* **DATA FOR REVIEW**:
--- START ---
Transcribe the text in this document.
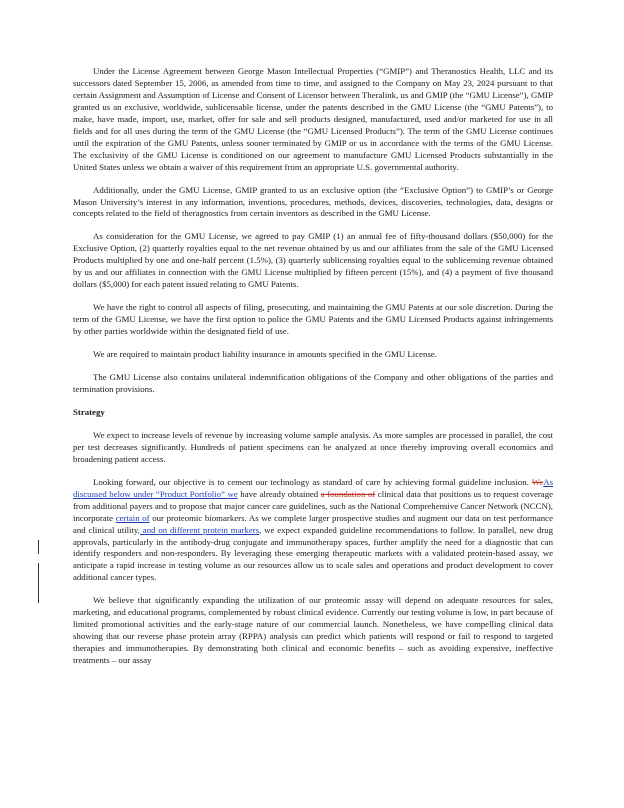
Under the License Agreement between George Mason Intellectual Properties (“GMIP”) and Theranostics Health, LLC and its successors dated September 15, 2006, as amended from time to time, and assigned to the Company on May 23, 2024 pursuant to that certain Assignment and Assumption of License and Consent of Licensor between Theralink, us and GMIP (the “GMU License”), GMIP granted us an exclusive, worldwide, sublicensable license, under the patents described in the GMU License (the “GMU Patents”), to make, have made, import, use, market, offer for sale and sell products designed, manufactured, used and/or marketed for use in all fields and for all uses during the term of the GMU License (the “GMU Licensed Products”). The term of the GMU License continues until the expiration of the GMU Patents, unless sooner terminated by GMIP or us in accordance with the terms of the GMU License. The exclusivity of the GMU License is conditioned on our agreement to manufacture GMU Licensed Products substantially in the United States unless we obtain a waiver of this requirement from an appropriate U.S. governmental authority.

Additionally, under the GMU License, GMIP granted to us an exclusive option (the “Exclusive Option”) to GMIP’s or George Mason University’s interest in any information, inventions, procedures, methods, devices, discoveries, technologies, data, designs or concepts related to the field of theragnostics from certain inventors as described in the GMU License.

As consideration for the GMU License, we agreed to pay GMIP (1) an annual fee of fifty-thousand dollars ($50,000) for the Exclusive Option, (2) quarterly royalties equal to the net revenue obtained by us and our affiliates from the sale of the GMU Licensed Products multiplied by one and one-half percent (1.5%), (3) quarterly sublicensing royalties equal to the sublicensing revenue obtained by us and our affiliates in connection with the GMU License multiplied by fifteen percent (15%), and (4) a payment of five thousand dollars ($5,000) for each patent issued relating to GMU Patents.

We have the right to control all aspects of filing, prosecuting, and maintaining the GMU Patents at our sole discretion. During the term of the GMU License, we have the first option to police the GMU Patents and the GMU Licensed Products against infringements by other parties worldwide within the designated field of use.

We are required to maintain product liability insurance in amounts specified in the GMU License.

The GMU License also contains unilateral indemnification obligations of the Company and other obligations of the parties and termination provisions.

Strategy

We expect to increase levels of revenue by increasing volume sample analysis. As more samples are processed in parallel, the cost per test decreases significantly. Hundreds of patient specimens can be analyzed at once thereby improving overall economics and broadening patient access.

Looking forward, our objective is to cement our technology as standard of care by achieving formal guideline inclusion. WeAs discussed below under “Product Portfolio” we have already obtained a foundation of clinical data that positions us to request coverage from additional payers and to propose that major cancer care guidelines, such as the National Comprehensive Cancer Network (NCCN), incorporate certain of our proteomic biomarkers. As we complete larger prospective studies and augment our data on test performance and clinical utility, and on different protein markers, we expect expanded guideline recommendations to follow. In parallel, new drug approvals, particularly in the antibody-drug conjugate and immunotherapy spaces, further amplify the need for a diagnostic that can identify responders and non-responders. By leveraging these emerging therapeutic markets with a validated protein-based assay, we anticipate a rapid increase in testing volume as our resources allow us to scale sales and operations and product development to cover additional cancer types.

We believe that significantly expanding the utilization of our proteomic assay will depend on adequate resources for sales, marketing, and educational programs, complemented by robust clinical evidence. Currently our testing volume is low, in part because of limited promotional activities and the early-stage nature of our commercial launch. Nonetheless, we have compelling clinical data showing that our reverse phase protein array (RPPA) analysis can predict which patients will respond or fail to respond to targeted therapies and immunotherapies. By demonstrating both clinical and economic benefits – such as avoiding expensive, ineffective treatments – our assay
--- END ---
--- START ---
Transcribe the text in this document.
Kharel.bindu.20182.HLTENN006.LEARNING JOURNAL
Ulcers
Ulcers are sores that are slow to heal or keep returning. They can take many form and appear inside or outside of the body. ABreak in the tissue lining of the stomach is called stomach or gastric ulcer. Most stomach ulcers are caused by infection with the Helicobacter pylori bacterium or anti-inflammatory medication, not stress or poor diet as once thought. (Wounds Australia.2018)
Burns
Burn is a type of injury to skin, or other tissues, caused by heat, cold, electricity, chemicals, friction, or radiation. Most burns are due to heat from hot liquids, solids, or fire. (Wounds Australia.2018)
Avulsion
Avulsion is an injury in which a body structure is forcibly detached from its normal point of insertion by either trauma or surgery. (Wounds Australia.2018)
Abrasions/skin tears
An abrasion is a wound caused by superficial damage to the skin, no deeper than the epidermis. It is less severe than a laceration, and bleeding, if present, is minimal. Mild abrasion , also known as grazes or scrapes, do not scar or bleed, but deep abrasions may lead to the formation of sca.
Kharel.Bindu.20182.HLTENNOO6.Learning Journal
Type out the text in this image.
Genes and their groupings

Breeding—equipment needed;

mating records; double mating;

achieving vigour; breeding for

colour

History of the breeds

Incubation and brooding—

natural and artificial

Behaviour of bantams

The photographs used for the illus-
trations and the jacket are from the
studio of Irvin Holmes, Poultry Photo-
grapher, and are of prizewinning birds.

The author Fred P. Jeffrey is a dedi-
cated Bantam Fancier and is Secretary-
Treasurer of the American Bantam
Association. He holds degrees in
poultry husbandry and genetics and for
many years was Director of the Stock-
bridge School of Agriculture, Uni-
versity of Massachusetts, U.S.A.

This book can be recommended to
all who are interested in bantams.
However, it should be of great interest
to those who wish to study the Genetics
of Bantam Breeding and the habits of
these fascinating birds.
--- END ---
--- START ---
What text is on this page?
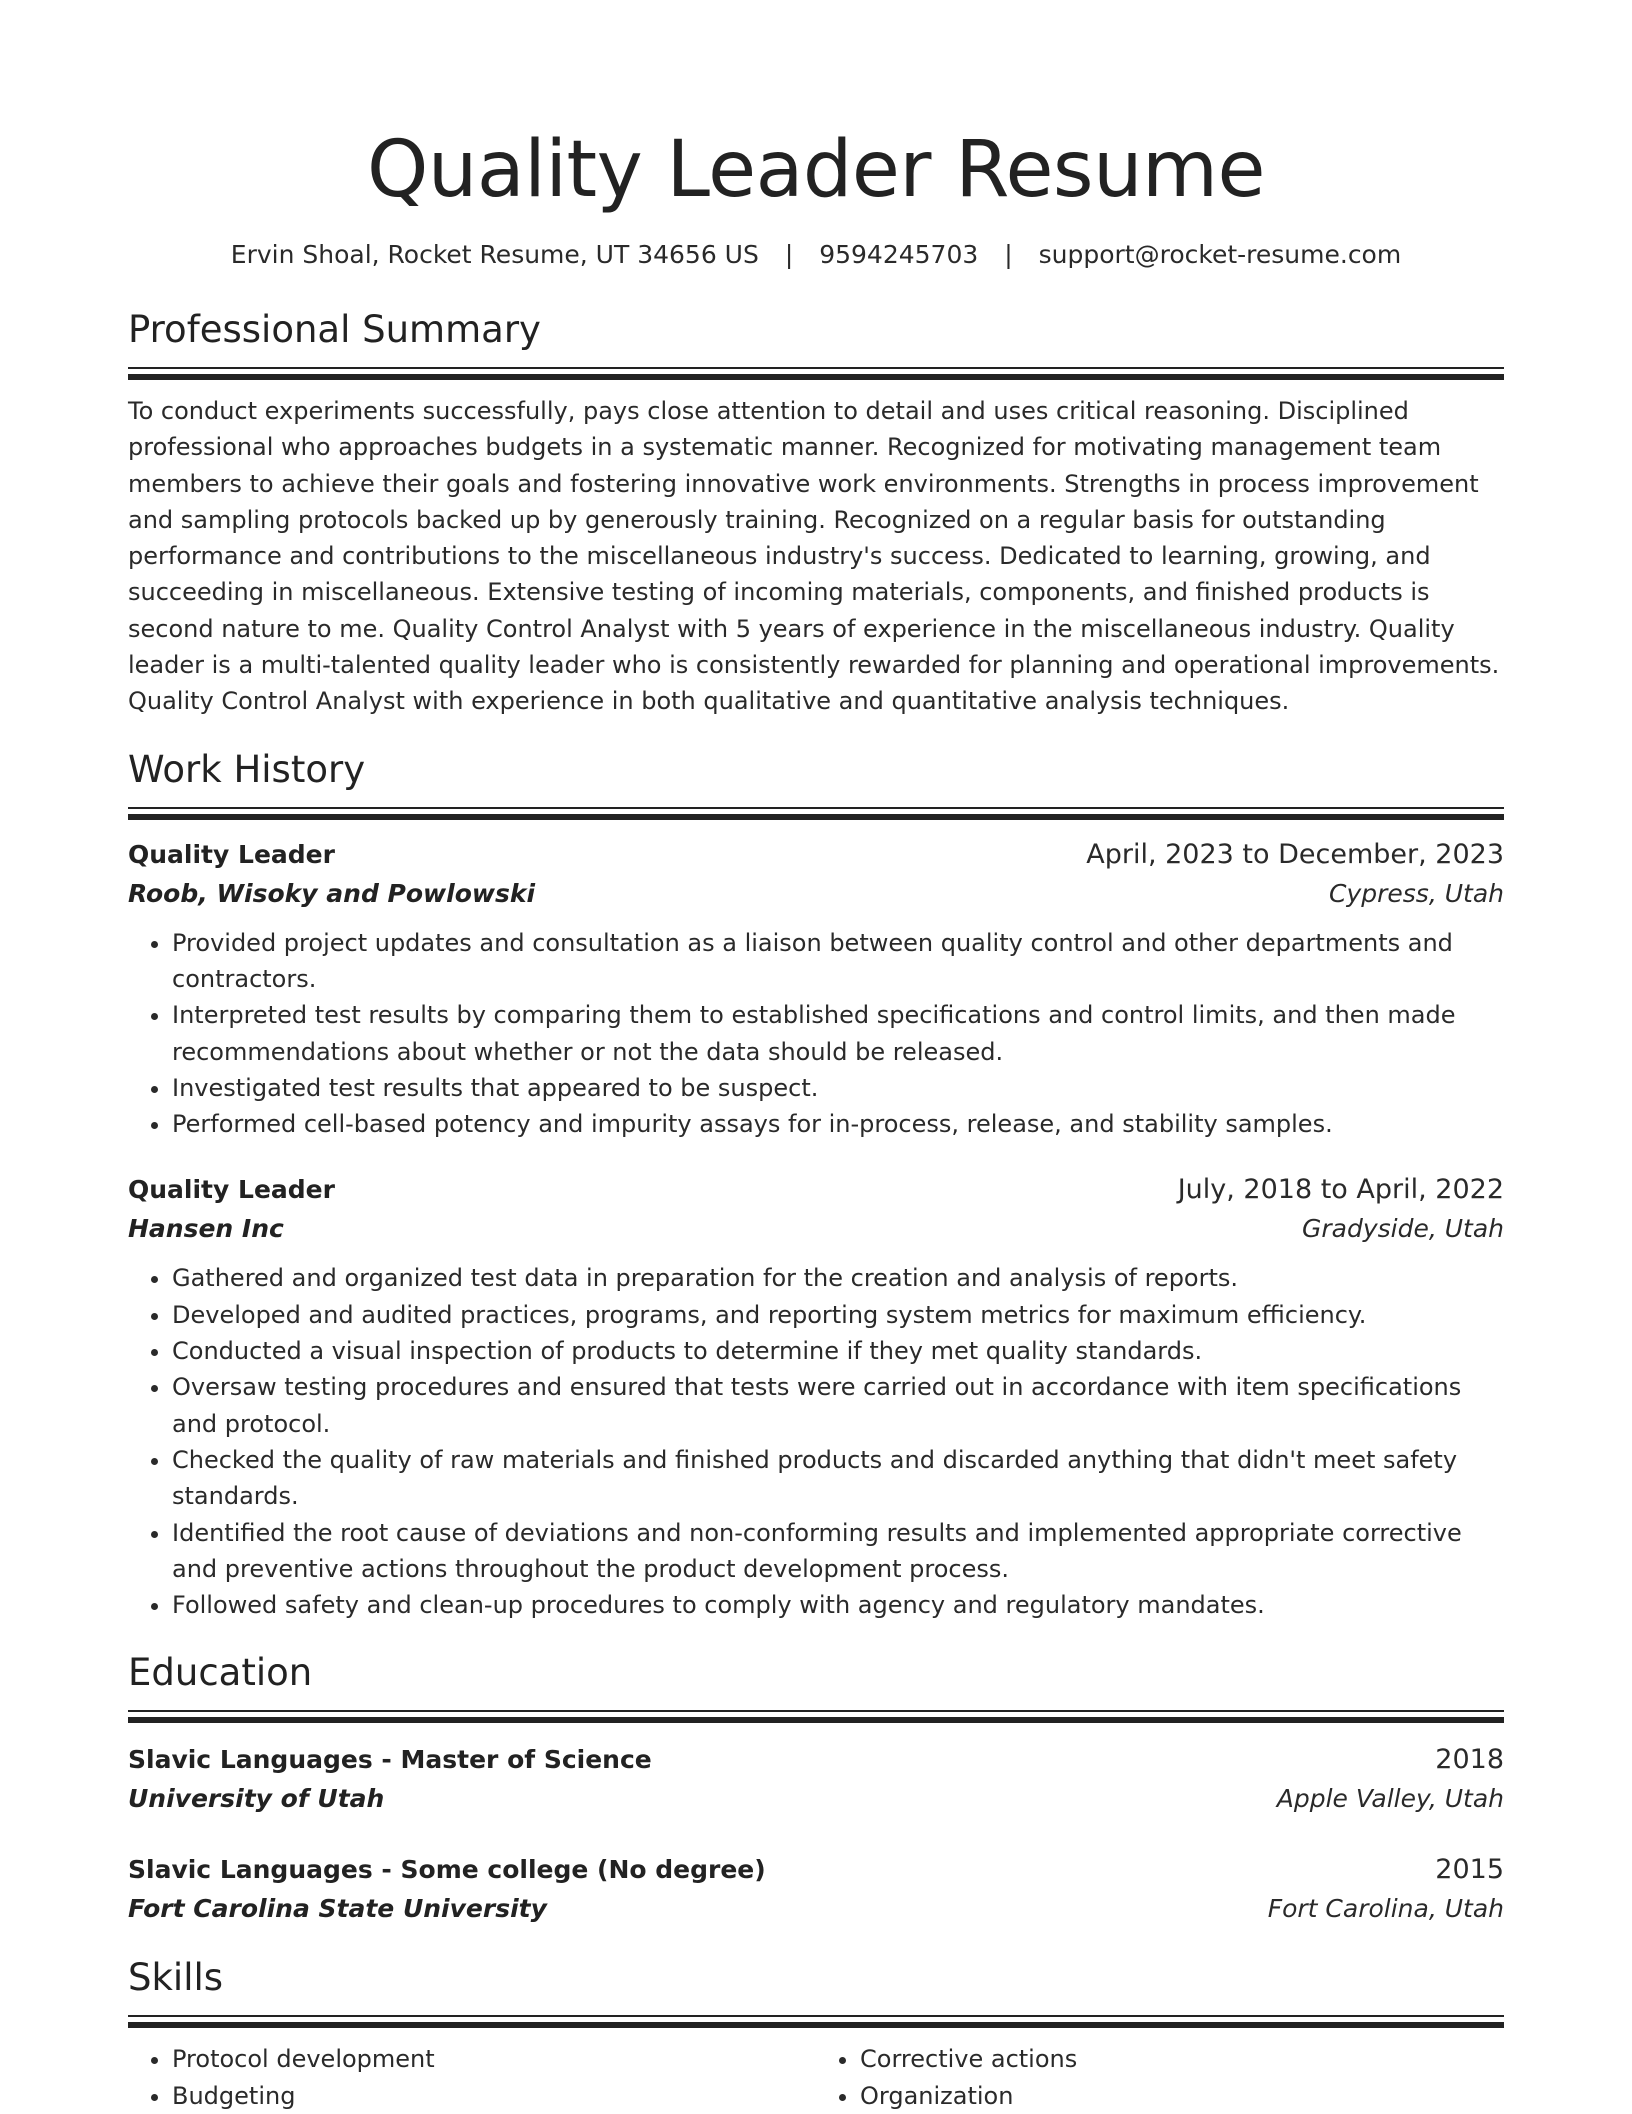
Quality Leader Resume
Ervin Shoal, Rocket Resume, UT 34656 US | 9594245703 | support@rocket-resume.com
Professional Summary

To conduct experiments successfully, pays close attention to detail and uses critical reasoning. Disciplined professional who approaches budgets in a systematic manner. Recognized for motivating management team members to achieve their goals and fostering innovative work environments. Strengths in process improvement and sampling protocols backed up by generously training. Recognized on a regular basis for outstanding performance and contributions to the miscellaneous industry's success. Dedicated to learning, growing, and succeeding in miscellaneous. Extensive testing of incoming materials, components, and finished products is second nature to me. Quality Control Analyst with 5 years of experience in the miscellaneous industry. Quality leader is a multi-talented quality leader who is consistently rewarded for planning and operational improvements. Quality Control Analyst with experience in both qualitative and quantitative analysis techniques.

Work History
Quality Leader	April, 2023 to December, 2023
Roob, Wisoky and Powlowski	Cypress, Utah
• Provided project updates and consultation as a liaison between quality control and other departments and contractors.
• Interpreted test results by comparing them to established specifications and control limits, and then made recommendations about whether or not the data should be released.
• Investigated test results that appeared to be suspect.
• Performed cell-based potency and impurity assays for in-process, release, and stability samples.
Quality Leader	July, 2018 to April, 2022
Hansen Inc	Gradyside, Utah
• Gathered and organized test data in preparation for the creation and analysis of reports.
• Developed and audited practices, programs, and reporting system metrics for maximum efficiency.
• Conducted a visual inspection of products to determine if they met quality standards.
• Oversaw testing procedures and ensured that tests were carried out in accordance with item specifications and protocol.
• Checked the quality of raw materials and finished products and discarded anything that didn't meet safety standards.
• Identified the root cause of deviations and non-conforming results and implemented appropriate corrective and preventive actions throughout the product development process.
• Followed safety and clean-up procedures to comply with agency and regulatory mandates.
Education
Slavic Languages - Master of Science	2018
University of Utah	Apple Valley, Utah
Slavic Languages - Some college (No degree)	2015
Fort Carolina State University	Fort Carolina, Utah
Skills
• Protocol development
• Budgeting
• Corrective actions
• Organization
--- END ---
What belongs in the answer is each line of the listing that contains the word "volume".

We expect to increase levels of revenue by increasing volume sample analysis. As more samples are processed in parallel, the cost per test decreases significantly. Hundreds of patient specimens can be analyzed at once thereby improving overall economics and broadening patient access.
Looking forward, our objective is to cement our technology as standard of care by achieving formal guideline inclusion. WeAs discussed below under “Product Portfolio” we have already obtained a foundation of clinical data that positions us to request coverage from additional payers and to propose that major cancer care guidelines, such as the National Comprehensive Cancer Network (NCCN), incorporate certain of our proteomic biomarkers. As we complete larger prospective studies and augment our data on test performance and clinical utility, and on different protein markers, we expect expanded guideline recommendations to follow. In parallel, new drug approvals, particularly in the antibody-drug conjugate and immunotherapy spaces, further amplify the need for a diagnostic that can identify responders and non-responders. By leveraging these emerging therapeutic markets with a validated protein-based assay, we anticipate a rapid increase in testing volume as our resources allow us to scale sales and operations and product development to cover additional cancer types.
We believe that significantly expanding the utilization of our proteomic assay will depend on adequate resources for sales, marketing, and educational programs, complemented by robust clinical evidence. Currently our testing volume is low, in part because of limited promotional activities and the early-stage nature of our commercial launch. Nonetheless, we have compelling clinical data showing that our reverse phase protein array (RPPA) analysis can predict which patients will respond or fail to respond to targeted therapies and immunotherapies. By demonstrating both clinical and economic benefits – such as avoiding expensive, ineffective treatments – our assay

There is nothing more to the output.